▶ TASK DESCRIPTION: Print the entire listing. Each line must match the original exactly.

▶ AVAILABLE DATA:

* * *

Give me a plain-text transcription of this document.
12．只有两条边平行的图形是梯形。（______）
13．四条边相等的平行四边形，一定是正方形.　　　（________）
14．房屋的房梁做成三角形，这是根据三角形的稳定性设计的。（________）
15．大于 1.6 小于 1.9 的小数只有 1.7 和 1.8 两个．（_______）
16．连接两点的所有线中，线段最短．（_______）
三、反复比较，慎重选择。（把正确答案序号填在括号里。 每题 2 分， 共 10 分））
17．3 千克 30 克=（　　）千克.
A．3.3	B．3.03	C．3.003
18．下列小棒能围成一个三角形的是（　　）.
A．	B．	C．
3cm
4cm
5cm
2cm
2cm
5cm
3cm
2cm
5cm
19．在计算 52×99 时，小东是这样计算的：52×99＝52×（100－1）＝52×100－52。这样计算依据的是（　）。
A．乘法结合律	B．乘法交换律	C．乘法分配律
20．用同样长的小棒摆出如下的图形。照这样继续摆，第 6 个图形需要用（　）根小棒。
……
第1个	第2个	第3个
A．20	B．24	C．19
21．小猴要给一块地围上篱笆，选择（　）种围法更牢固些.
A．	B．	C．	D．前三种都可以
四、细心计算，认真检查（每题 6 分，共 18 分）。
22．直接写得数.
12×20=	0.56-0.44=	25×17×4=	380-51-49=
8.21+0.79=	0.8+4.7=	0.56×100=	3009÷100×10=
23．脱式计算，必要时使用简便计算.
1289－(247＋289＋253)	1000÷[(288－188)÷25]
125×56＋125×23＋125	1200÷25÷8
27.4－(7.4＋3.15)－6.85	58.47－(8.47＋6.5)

* * *

▶ RESPONSE TO THE EXERCISE:
Give me a plain-text transcription of this document.
12．只有两条边平行的图形是梯形。（______）
13．四条边相等的平行四边形，一定是正方形.　　　（________）
14．房屋的房梁做成三角形，这是根据三角形的稳定性设计的。（________）
15．大于 1.6 小于 1.9 的小数只有 1.7 和 1.8 两个．（_______）
16．连接两点的所有线中，线段最短．（_______）
三、反复比较，慎重选择。（把正确答案序号填在括号里。 每题 2 分， 共 10 分））
17．3 千克 30 克=（　　）千克.
A．3.3	B．3.03	C．3.003
18．下列小棒能围成一个三角形的是（　　）.
A．	B．	C．
3cm
4cm
5cm
2cm
2cm
5cm
3cm
2cm
5cm
19．在计算 52×99 时，小东是这样计算的：52×99＝52×（100－1）＝52×100－52。这样计算依据的是（　）。
A．乘法结合律	B．乘法交换律	C．乘法分配律
20．用同样长的小棒摆出如下的图形。照这样继续摆，第 6 个图形需要用（　）根小棒。
……
第1个	第2个	第3个
A．20	B．24	C．19
21．小猴要给一块地围上篱笆，选择（　）种围法更牢固些.
A．	B．	C．	D．前三种都可以
四、细心计算，认真检查（每题 6 分，共 18 分）。
22．直接写得数.
12×20=	0.56-0.44=	25×17×4=	380-51-49=
8.21+0.79=	0.8+4.7=	0.56×100=	3009÷100×10=
23．脱式计算，必要时使用简便计算.
1289－(247＋289＋253)	1000÷[(288－188)÷25]
125×56＋125×23＋125	1200÷25÷8
27.4－(7.4＋3.15)－6.85	58.47－(8.47＋6.5)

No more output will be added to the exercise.